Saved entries
################

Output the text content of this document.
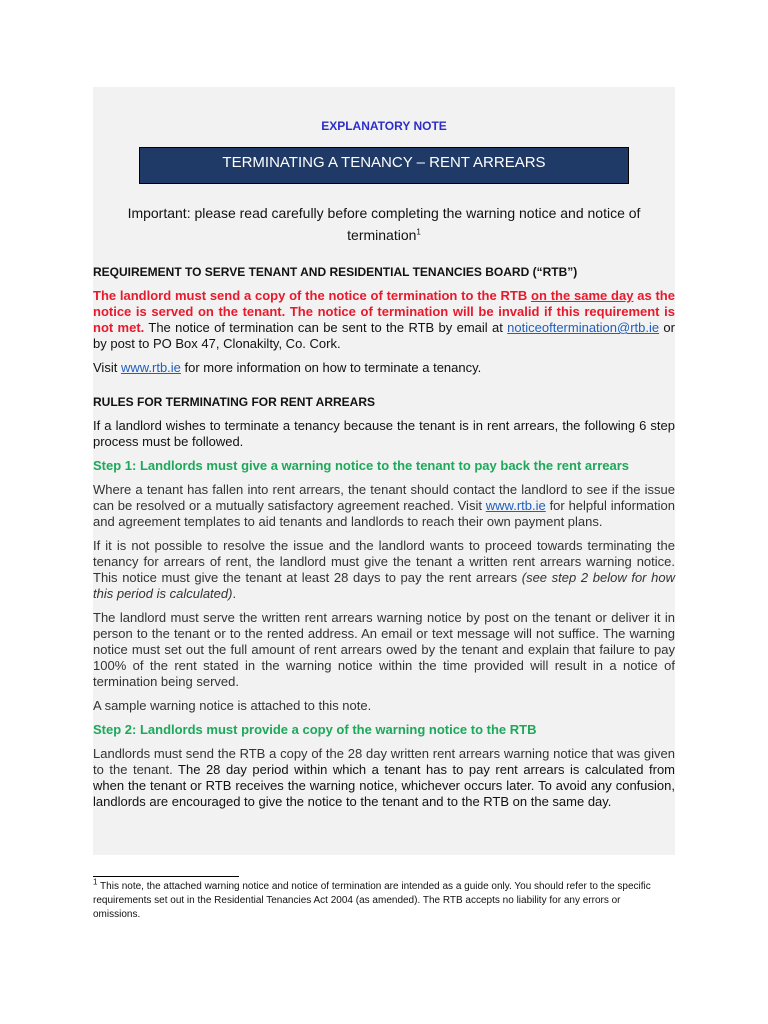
EXPLANATORY NOTE
TERMINATING A TENANCY – RENT ARREARS
Important: please read carefully before completing the warning notice and notice of termination$^1$
REQUIREMENT TO SERVE TENANT AND RESIDENTIAL TENANCIES BOARD (“RTB”)
The landlord must send a copy of the notice of termination to the RTB on the same day as the notice is served on the tenant. The notice of termination will be invalid if this requirement is not met. The notice of termination can be sent to the RTB by email at noticeoftermination@rtb.ie or by post to PO Box 47, Clonakilty, Co. Cork.
Visit www.rtb.ie for more information on how to terminate a tenancy.
RULES FOR TERMINATING FOR RENT ARREARS
If a landlord wishes to terminate a tenancy because the tenant is in rent arrears, the following 6 step process must be followed.
Step 1: Landlords must give a warning notice to the tenant to pay back the rent arrears
Where a tenant has fallen into rent arrears, the tenant should contact the landlord to see if the issue can be resolved or a mutually satisfactory agreement reached. Visit www.rtb.ie for helpful information and agreement templates to aid tenants and landlords to reach their own payment plans.
If it is not possible to resolve the issue and the landlord wants to proceed towards terminating the tenancy for arrears of rent, the landlord must give the tenant a written rent arrears warning notice. This notice must give the tenant at least 28 days to pay the rent arrears (see step 2 below for how this period is calculated).
The landlord must serve the written rent arrears warning notice by post on the tenant or deliver it in person to the tenant or to the rented address. An email or text message will not suffice. The warning notice must set out the full amount of rent arrears owed by the tenant and explain that failure to pay 100% of the rent stated in the warning notice within the time provided will result in a notice of termination being served.
A sample warning notice is attached to this note.
Step 2: Landlords must provide a copy of the warning notice to the RTB
Landlords must send the RTB a copy of the 28 day written rent arrears warning notice that was given to the tenant. The 28 day period within which a tenant has to pay rent arrears is calculated from when the tenant or RTB receives the warning notice, whichever occurs later. To avoid any confusion, landlords are encouraged to give the notice to the tenant and to the RTB on the same day.
$^1$ This note, the attached warning notice and notice of termination are intended as a guide only. You should refer to the specific requirements set out in the Residential Tenancies Act 2004 (as amended). The RTB accepts no liability for any errors or omissions.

################

* **Do this**:
Repeat the listing above exactly, with no pictures.

* **Answer to the problem**:
Output the text content of this document.
EXPLANATORY NOTE
TERMINATING A TENANCY – RENT ARREARS
Important: please read carefully before completing the warning notice and notice of termination$^1$
REQUIREMENT TO SERVE TENANT AND RESIDENTIAL TENANCIES BOARD (“RTB”)
The landlord must send a copy of the notice of termination to the RTB on the same day as the notice is served on the tenant. The notice of termination will be invalid if this requirement is not met. The notice of termination can be sent to the RTB by email at noticeoftermination@rtb.ie or by post to PO Box 47, Clonakilty, Co. Cork.
Visit www.rtb.ie for more information on how to terminate a tenancy.
RULES FOR TERMINATING FOR RENT ARREARS
If a landlord wishes to terminate a tenancy because the tenant is in rent arrears, the following 6 step process must be followed.
Step 1: Landlords must give a warning notice to the tenant to pay back the rent arrears
Where a tenant has fallen into rent arrears, the tenant should contact the landlord to see if the issue can be resolved or a mutually satisfactory agreement reached. Visit www.rtb.ie for helpful information and agreement templates to aid tenants and landlords to reach their own payment plans.
If it is not possible to resolve the issue and the landlord wants to proceed towards terminating the tenancy for arrears of rent, the landlord must give the tenant a written rent arrears warning notice. This notice must give the tenant at least 28 days to pay the rent arrears (see step 2 below for how this period is calculated).
The landlord must serve the written rent arrears warning notice by post on the tenant or deliver it in person to the tenant or to the rented address. An email or text message will not suffice. The warning notice must set out the full amount of rent arrears owed by the tenant and explain that failure to pay 100% of the rent stated in the warning notice within the time provided will result in a notice of termination being served.
A sample warning notice is attached to this note.
Step 2: Landlords must provide a copy of the warning notice to the RTB
Landlords must send the RTB a copy of the 28 day written rent arrears warning notice that was given to the tenant. The 28 day period within which a tenant has to pay rent arrears is calculated from when the tenant or RTB receives the warning notice, whichever occurs later. To avoid any confusion, landlords are encouraged to give the notice to the tenant and to the RTB on the same day.
$^1$ This note, the attached warning notice and notice of termination are intended as a guide only. You should refer to the specific requirements set out in the Residential Tenancies Act 2004 (as amended). The RTB accepts no liability for any errors or omissions.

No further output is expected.